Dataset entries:
-*-*-
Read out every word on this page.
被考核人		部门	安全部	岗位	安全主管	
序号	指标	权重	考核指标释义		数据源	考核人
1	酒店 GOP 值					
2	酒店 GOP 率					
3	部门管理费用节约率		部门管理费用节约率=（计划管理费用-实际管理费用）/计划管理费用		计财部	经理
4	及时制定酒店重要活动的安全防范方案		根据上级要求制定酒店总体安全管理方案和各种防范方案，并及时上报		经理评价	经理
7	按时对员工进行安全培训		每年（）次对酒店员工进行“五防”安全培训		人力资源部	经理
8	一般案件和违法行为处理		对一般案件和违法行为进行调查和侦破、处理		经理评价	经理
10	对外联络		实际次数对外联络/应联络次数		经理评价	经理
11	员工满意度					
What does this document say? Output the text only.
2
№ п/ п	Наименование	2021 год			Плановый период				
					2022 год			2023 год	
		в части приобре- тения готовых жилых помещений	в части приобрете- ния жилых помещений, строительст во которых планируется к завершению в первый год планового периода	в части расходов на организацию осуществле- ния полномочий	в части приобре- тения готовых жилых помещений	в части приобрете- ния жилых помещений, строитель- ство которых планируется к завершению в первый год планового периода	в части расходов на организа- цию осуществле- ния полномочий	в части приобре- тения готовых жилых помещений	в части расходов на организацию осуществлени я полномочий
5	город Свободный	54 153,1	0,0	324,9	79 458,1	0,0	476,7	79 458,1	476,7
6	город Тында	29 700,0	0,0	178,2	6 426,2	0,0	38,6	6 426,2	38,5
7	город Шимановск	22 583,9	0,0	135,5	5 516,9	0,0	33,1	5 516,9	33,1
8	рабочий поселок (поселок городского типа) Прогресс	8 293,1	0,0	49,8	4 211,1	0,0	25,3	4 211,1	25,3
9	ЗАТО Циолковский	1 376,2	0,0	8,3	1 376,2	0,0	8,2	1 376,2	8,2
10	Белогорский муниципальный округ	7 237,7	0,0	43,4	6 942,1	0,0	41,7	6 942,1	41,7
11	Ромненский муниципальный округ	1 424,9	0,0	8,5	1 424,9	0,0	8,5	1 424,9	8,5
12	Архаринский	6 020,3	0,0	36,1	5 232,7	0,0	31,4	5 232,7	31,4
-*-*-
Report how many lines of the data contain the word "муниципальный", using the number alone.

2